» TEXT PASSAGE:
Do Away With Parking Minimums

A new report from nine environmental, urban planning, and transit advocacy groups calls on the Bloomberg administration to revise New York City's parking policies in the five boroughs. Suburbanizing the City: How New York City Parking Requirements Lead to More Driving takes a critical look current policies, which include residential parking minimums for new developments in most of the City. These policies require developers to construct parking spaces when constructing new housing.

In a city as dense as New York, off-street parking minimums do not make sense. First, there is space. New York is the most dense city in the US with some of the highest real estate values anywhere. We need land for housing, new commercial development, and open space and parks. To use up valuable real estate for parking facilities, even if some of these facilities are underground (an expensive option), is not appropriate for the urban nature of New York, San Francisco, central Chicago, and the urban neighborhoods of Washington, DC.

Second, there is the effects on car-ownership, congestion, Vehicle Miles Traveled (VMT), and carbon emissions. The report estimates that new development will increase car ownership n the city by between 113,000 and 178,000 new automobiles, add as many as 1.1 billion VMT per year, and add 450 million metric tons of CO2 per year.

Third, parking adds to the cost of housing. San Francisco estimates that the cost of a parking space is between $20,000 and $50,000 for a unit, depending upon the neighborhood. As the report points out, minimum parking requirements are particularly absurd for affordable housing developments. "Requiring any parking at all makes little sense in neighborhoods where fewer than 20% of households can afford to own cars."

» GIVEN TASK 1:
Answer these questions using the text on parking minimums:
(a) How many groups put out the report?
(b) What range does San Francisco estimate for the cost of a parking space for a unit?
(c) In what kind of neighborhood does the quoted line say requiring any parking makes little sense?
» GIVEN TASK 2: Summarize the text on parking minimums in two sentences.
The material placed after this text isn't needed for anything here.

» DATA SEGMENT:
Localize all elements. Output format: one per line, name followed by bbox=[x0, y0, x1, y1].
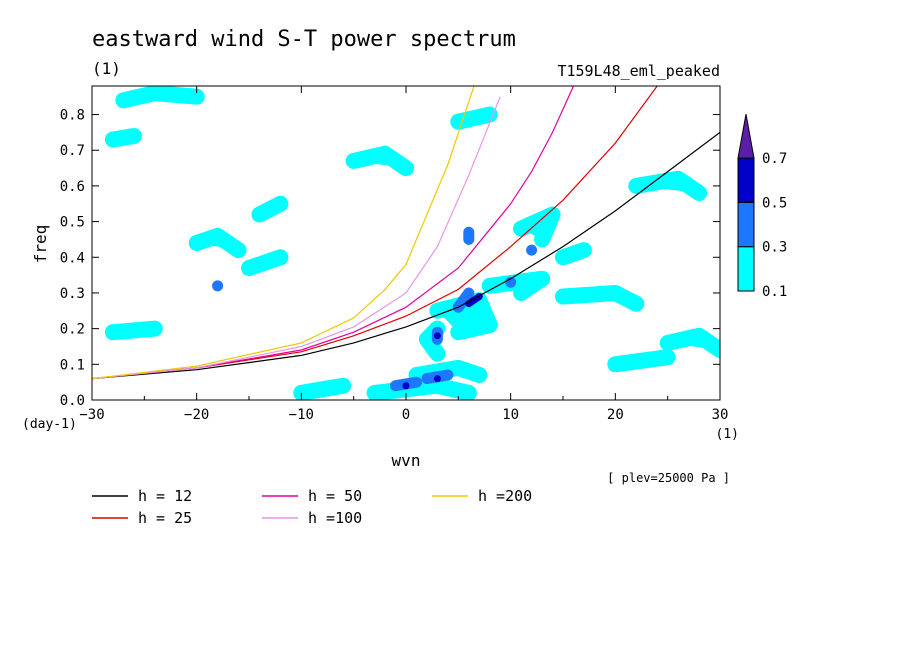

» WORKED ANSWER 1:
(a) Nine environmental, urban planning, and transit advocacy groups.
(b) Between $20,000 and $50,000, depending on the neighborhood.
(c) Neighborhoods where fewer than 20% of households can afford to own cars.

» WORKED ANSWER 2: A report from nine environmental, urban planning, and transit advocacy groups urges the Bloomberg administration to revise New York City's parking policies, which require developers to build parking spaces with new housing in most of the city. The text argues that these minimums make no sense in a city as dense as New York because they use up valuable land, add to car ownership, driving, and carbon emissions, and raise the cost of housing.